Stored dataset items:
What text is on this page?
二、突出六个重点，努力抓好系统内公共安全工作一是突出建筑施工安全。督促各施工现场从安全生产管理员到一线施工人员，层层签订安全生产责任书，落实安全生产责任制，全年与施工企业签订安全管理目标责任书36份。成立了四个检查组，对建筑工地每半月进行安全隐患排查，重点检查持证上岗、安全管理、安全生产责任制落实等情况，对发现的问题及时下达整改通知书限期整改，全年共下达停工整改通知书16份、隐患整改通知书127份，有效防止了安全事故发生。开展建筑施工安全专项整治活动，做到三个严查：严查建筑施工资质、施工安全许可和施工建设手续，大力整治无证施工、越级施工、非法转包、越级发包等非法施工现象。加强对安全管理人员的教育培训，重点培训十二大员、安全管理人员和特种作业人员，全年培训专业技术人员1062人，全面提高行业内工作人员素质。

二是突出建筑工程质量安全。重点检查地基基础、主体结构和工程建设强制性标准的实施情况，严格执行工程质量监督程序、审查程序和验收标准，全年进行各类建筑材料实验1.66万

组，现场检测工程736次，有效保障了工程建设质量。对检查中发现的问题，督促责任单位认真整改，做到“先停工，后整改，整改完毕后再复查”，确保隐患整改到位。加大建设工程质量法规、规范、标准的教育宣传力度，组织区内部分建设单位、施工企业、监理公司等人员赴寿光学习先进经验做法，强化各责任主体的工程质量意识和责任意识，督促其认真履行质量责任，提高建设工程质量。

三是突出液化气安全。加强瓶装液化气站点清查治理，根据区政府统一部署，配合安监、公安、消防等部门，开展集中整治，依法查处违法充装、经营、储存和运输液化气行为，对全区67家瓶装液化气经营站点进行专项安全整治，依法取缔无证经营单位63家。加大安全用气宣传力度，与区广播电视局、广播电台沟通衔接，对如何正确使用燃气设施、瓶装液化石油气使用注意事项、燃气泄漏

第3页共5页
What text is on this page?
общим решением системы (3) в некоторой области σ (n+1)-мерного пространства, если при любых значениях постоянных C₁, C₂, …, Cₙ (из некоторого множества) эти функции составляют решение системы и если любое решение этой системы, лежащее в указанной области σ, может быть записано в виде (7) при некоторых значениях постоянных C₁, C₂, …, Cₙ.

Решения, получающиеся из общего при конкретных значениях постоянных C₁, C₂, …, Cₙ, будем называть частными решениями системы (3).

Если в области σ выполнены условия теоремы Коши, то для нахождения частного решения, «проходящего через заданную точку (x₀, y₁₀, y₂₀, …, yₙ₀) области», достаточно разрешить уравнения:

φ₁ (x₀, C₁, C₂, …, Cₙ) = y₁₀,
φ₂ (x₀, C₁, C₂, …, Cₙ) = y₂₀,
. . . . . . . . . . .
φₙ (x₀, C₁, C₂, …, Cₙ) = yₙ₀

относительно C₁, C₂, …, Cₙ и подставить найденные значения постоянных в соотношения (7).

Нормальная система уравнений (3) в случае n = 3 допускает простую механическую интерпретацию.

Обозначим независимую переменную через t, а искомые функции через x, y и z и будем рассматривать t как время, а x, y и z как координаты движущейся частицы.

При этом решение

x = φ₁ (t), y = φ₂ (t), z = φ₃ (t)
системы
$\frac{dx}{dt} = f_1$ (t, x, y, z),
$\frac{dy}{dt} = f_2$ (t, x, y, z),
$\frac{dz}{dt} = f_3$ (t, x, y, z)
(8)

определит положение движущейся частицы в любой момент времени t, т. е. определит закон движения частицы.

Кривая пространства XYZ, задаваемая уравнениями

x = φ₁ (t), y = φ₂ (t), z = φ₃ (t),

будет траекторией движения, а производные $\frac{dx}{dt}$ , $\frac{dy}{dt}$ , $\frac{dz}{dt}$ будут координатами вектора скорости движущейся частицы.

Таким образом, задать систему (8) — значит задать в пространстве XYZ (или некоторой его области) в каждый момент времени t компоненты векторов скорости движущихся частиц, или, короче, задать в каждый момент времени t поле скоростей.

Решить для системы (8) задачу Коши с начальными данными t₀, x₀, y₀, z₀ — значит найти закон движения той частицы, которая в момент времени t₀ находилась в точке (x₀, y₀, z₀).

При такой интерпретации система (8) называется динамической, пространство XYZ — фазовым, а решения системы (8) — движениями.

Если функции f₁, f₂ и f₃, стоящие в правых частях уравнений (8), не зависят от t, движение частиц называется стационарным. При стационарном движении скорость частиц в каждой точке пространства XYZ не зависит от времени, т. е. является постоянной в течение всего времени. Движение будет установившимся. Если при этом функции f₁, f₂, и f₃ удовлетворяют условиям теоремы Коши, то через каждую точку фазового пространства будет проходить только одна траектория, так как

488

> **What is expected**
Note each line of the entries that has "система" in it, and copy those lines.

> **Task answer**
Нормальная система уравнений (3) в случае n = 3 допускает простую механическую интерпретацию.
При такой интерпретации система (8) называется динамической, пространство XYZ — фазовым, а решения системы (8) — движениями.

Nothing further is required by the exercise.